- **Required task**:
Wherever a line holds the word "human", copy that line out.

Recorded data
<<<<
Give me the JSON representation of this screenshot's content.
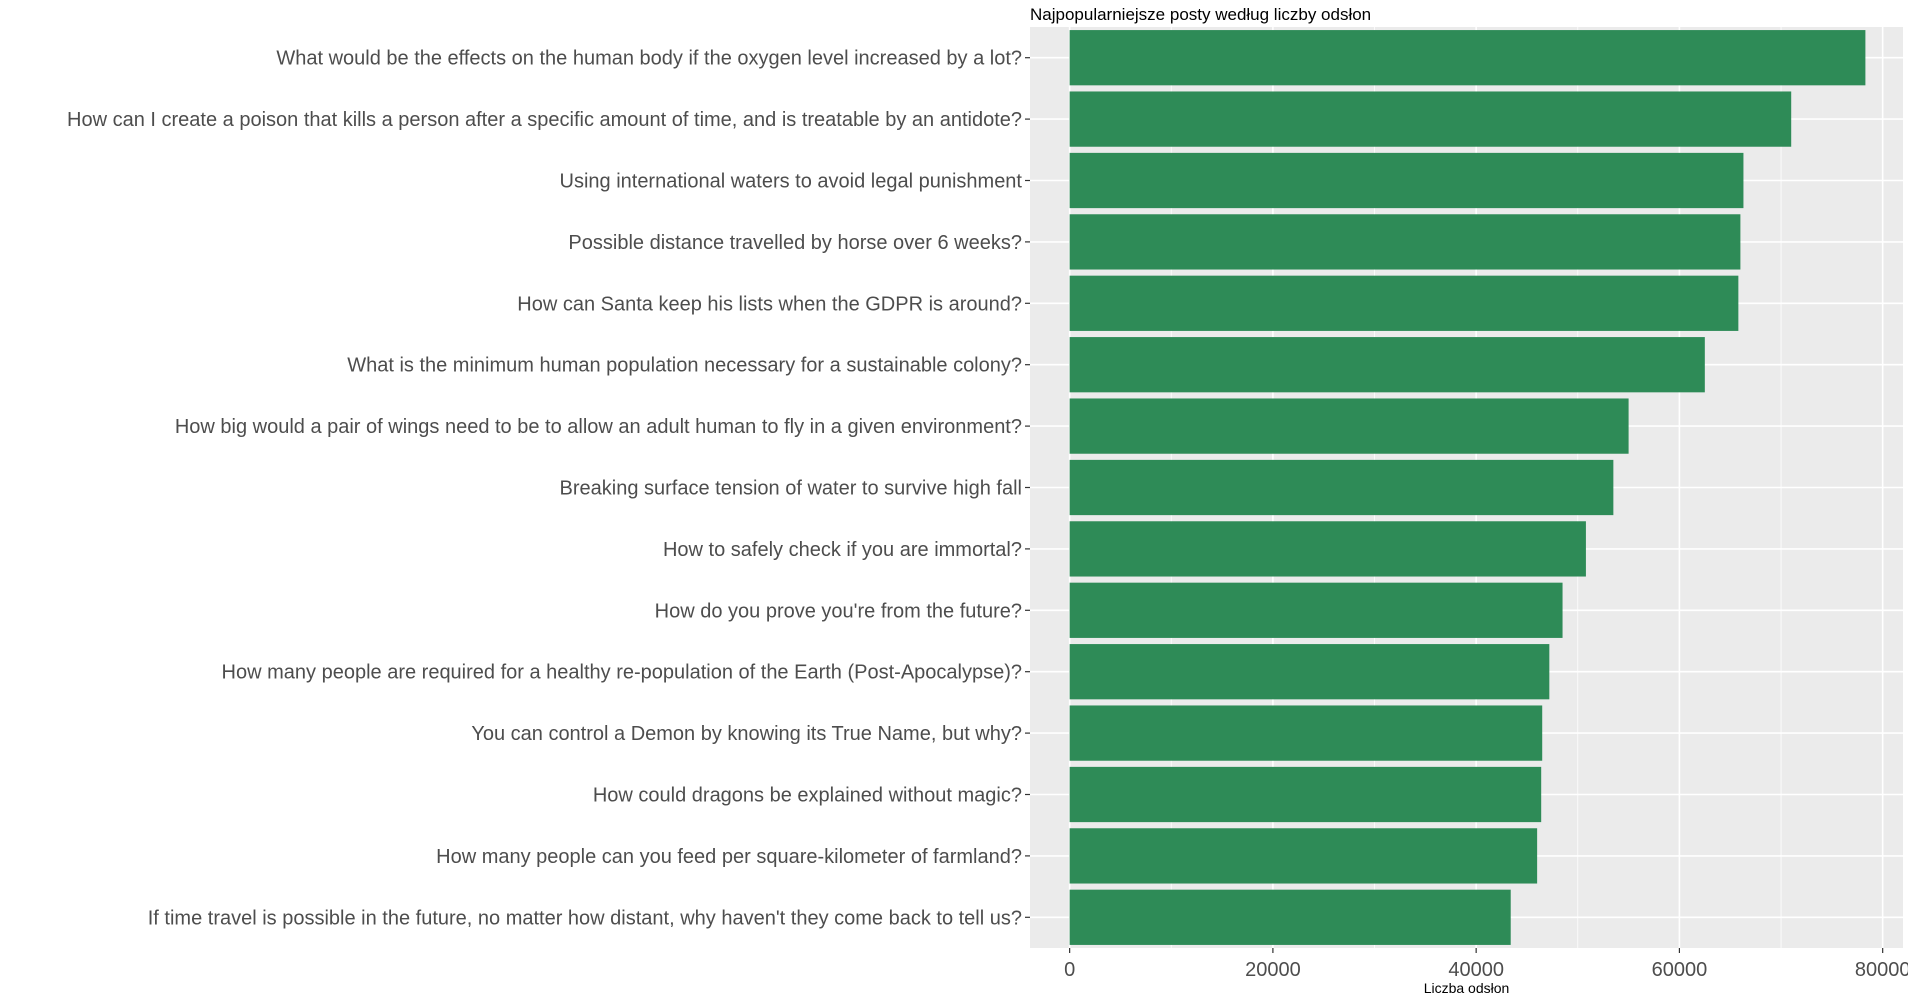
{
  "chart_data": {
    "type": "bar",
    "orientation": "horizontal",
    "title": "Najpopularniejsze posty według liczby odsłon",
    "xlabel": "Liczba odsłon",
    "ylabel": "",
    "xlim": [
      -3900,
      82000
    ],
    "x_ticks": [
      0,
      20000,
      40000,
      60000,
      80000
    ],
    "x_tick_labels": [
      "0",
      "20000",
      "40000",
      "60000",
      "80000"
    ],
    "grid": true,
    "legend": "none",
    "bar_color": "#2e8b57",
    "panel_background": "#ebebeb",
    "categories": [
      "What would be the effects on the human body if the oxygen level increased by a lot?",
      "How can I create a poison that kills a person after a specific amount of time, and is treatable by an antidote?",
      "Using international waters to avoid legal punishment",
      "Possible distance travelled by horse over 6 weeks?",
      "How can Santa keep his lists when the GDPR is around?",
      "What is the minimum human population necessary for a sustainable colony?",
      "How big would a pair of wings need to be to allow an adult human to fly in a given environment?",
      "Breaking surface tension of water to survive high fall",
      "How to safely check if you are immortal?",
      "How do you prove you're from the future?",
      "How many people are required for a healthy re-population of the Earth (Post-Apocalypse)?",
      "You can control a Demon by knowing its True Name, but why?",
      "How could dragons be explained without magic?",
      "How many people can you feed per square-kilometer of farmland?",
      "If time travel is possible in the future, no matter how distant, why haven't they come back to tell us?"
    ],
    "values": [
      78300,
      71000,
      66300,
      66000,
      65800,
      62500,
      55000,
      53500,
      50800,
      48500,
      47200,
      46500,
      46400,
      46000,
      43400
    ]
  }
}
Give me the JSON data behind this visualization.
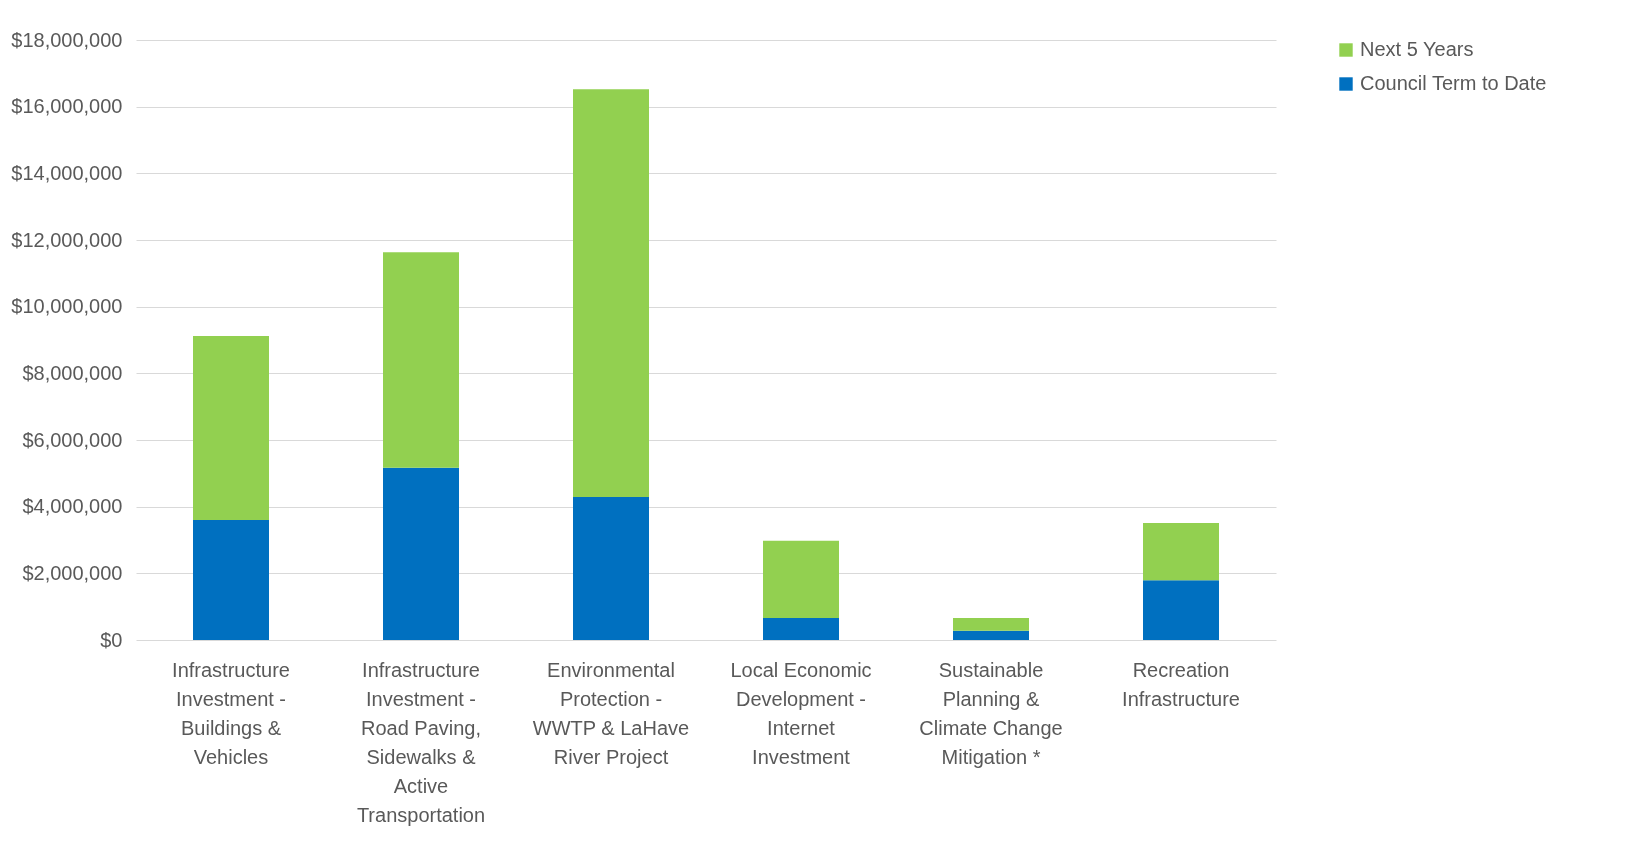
{
  "chart_data": {
    "type": "bar",
    "stacked": true,
    "categories": [
      "Infrastructure Investment - Buildings & Vehicles",
      "Infrastructure Investment - Road Paving, Sidewalks & Active Transportation",
      "Environmental Protection - WWTP & LaHave River Project",
      "Local Economic Development - Internet Investment",
      "Sustainable Planning & Climate Change Mitigation *",
      "Recreation Infrastructure"
    ],
    "series": [
      {
        "name": "Council Term to Date",
        "color": "#0070c0",
        "values": [
          3600000,
          5170000,
          4290000,
          660000,
          280000,
          1790000
        ]
      },
      {
        "name": "Next 5 Years",
        "color": "#92d050",
        "values": [
          5520000,
          6460000,
          12230000,
          2320000,
          380000,
          1720000
        ]
      }
    ],
    "ylim": [
      0,
      18000000
    ],
    "yticks": [
      {
        "value": 0,
        "label": "$0"
      },
      {
        "value": 2000000,
        "label": "$2,000,000"
      },
      {
        "value": 4000000,
        "label": "$4,000,000"
      },
      {
        "value": 6000000,
        "label": "$6,000,000"
      },
      {
        "value": 8000000,
        "label": "$8,000,000"
      },
      {
        "value": 10000000,
        "label": "$10,000,000"
      },
      {
        "value": 12000000,
        "label": "$12,000,000"
      },
      {
        "value": 14000000,
        "label": "$14,000,000"
      },
      {
        "value": 16000000,
        "label": "$16,000,000"
      },
      {
        "value": 18000000,
        "label": "$18,000,000"
      }
    ],
    "grid": true,
    "legend": "top right"
  }
}
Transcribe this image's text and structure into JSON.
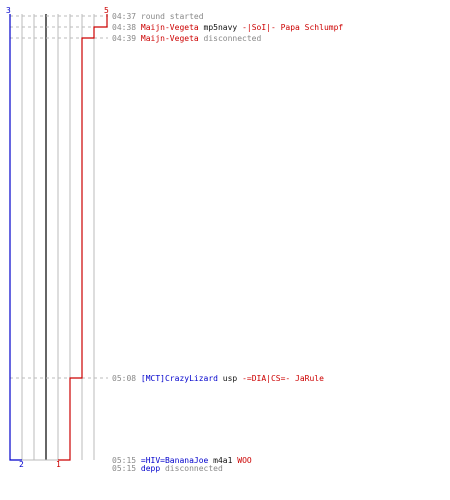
{
  "colors": {
    "red_team": "#cc0000",
    "blue_team": "#0000cc",
    "grid": "#bbbbbb",
    "grid_dark": "#666666",
    "time": "#888888",
    "text": "#111111"
  },
  "counters": {
    "blue_start": "3",
    "red_start": "5",
    "blue_end": "2",
    "red_end": "1"
  },
  "events": [
    {
      "time": "04:37",
      "parts": [
        {
          "text": "round started",
          "color": "gray"
        }
      ]
    },
    {
      "time": "04:38",
      "parts": [
        {
          "text": "Maijn-Vegeta",
          "color": "red"
        },
        {
          "text": " mp5navy ",
          "color": "dark"
        },
        {
          "text": "-|SoI|- Papa Schlumpf",
          "color": "red"
        }
      ]
    },
    {
      "time": "04:39",
      "parts": [
        {
          "text": "Maijn-Vegeta",
          "color": "red"
        },
        {
          "text": " disconnected",
          "color": "gray"
        }
      ]
    },
    {
      "time": "05:08",
      "parts": [
        {
          "text": "[MCT]CrazyLizard",
          "color": "blue"
        },
        {
          "text": " usp ",
          "color": "dark"
        },
        {
          "text": "-=DIA|CS=- JaRule",
          "color": "red"
        }
      ]
    },
    {
      "time": "05:15",
      "parts": [
        {
          "text": "=HIV=BananaJoe",
          "color": "blue"
        },
        {
          "text": " m4a1 ",
          "color": "dark"
        },
        {
          "text": "WOO",
          "color": "red"
        }
      ]
    },
    {
      "time": "05:15",
      "parts": [
        {
          "text": "depp",
          "color": "blue"
        },
        {
          "text": " disconnected",
          "color": "gray"
        }
      ]
    }
  ]
}
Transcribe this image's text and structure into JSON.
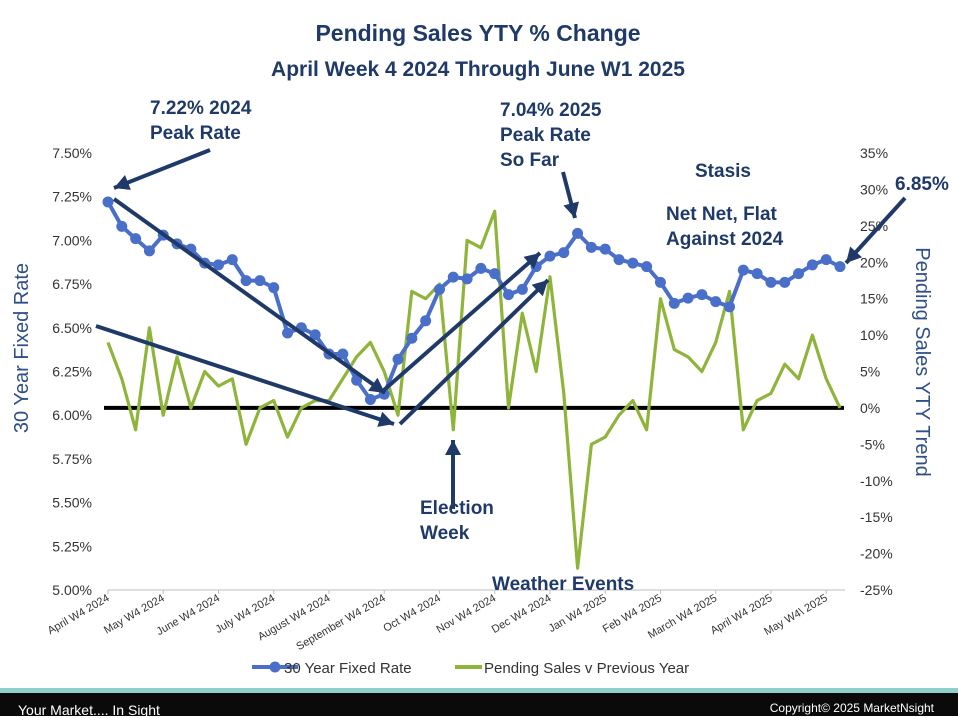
{
  "chart_data": {
    "type": "line",
    "title": "Pending Sales YTY % Change",
    "subtitle": "April Week 4 2024 Through June W1 2025",
    "ylabel_left": "30 Year Fixed Rate",
    "ylabel_right": "Pending Sales YTY  Trend",
    "y_left_range": [
      5.0,
      7.5
    ],
    "y_left_ticks": [
      "7.50%",
      "7.25%",
      "7.00%",
      "6.75%",
      "6.50%",
      "6.25%",
      "6.00%",
      "5.75%",
      "5.50%",
      "5.25%",
      "5.00%"
    ],
    "y_right_range": [
      -25,
      35
    ],
    "y_right_ticks": [
      "35%",
      "30%",
      "25%",
      "20%",
      "15%",
      "10%",
      "5%",
      "0%",
      "-5%",
      "-10%",
      "-15%",
      "-20%",
      "-25%"
    ],
    "x_ticks": [
      "April W4 2024",
      "May W4 2024",
      "June W4 2024",
      "July W4 2024",
      "August W4 2024",
      "September W4 2024",
      "Oct W4 2024",
      "Nov W4 2024",
      "Dec W4 2024",
      "Jan W4 2025",
      "Feb W4 2025",
      "March W4 2025",
      "April W4 2025",
      "May W4\\ 2025"
    ],
    "series": [
      {
        "name": "30 Year Fixed Rate",
        "axis": "left",
        "color": "#4a6fc9",
        "values": [
          7.22,
          7.08,
          7.01,
          6.94,
          7.03,
          6.98,
          6.95,
          6.87,
          6.86,
          6.89,
          6.77,
          6.77,
          6.73,
          6.47,
          6.5,
          6.46,
          6.35,
          6.35,
          6.2,
          6.09,
          6.12,
          6.32,
          6.44,
          6.54,
          6.72,
          6.79,
          6.78,
          6.84,
          6.81,
          6.69,
          6.72,
          6.85,
          6.91,
          6.93,
          7.04,
          6.96,
          6.95,
          6.89,
          6.87,
          6.85,
          6.76,
          6.64,
          6.67,
          6.69,
          6.65,
          6.62,
          6.83,
          6.81,
          6.76,
          6.76,
          6.81,
          6.86,
          6.89,
          6.85
        ]
      },
      {
        "name": "Pending Sales v Previous Year",
        "axis": "right",
        "color": "#8fb43a",
        "values": [
          9,
          4,
          -3,
          11,
          -1,
          7,
          0,
          5,
          3,
          4,
          -5,
          0,
          1,
          -4,
          0,
          1,
          1,
          4,
          7,
          9,
          5,
          -1,
          16,
          15,
          17,
          -3,
          23,
          22,
          27,
          0,
          13,
          5,
          18,
          2,
          -22,
          -5,
          -4,
          -1,
          1,
          -3,
          15,
          8,
          7,
          5,
          9,
          16,
          -3,
          1,
          2,
          6,
          4,
          10,
          4,
          0
        ]
      }
    ],
    "zero_line": {
      "axis": "right",
      "value": 0,
      "color": "#000000"
    },
    "legend": {
      "position": "bottom",
      "entries": [
        "30 Year Fixed Rate",
        "Pending Sales v Previous Year"
      ]
    },
    "grid": false,
    "annotations": [
      {
        "id": "peak-2024",
        "lines": [
          "7.22% 2024",
          "Peak Rate"
        ]
      },
      {
        "id": "peak-2025",
        "lines": [
          "7.04% 2025",
          "Peak Rate",
          "So Far"
        ]
      },
      {
        "id": "stasis",
        "lines": [
          "Stasis"
        ]
      },
      {
        "id": "net-flat",
        "lines": [
          "Net Net, Flat",
          "Against 2024"
        ]
      },
      {
        "id": "current-rate",
        "lines": [
          "6.85%"
        ]
      },
      {
        "id": "election",
        "lines": [
          "Election",
          "Week"
        ]
      },
      {
        "id": "weather",
        "lines": [
          "Weather Events"
        ]
      }
    ]
  },
  "footer": {
    "left": "Your Market.... In Sight",
    "right": "Copyright© 2025 MarketNsight"
  }
}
>>>>
- **Task output**:
      "What would be the effects on the human body if the oxygen level increased by a lot?",
      "What is the minimum human population necessary for a sustainable colony?",
      "How big would a pair of wings need to be to allow an adult human to fly in a given environment?",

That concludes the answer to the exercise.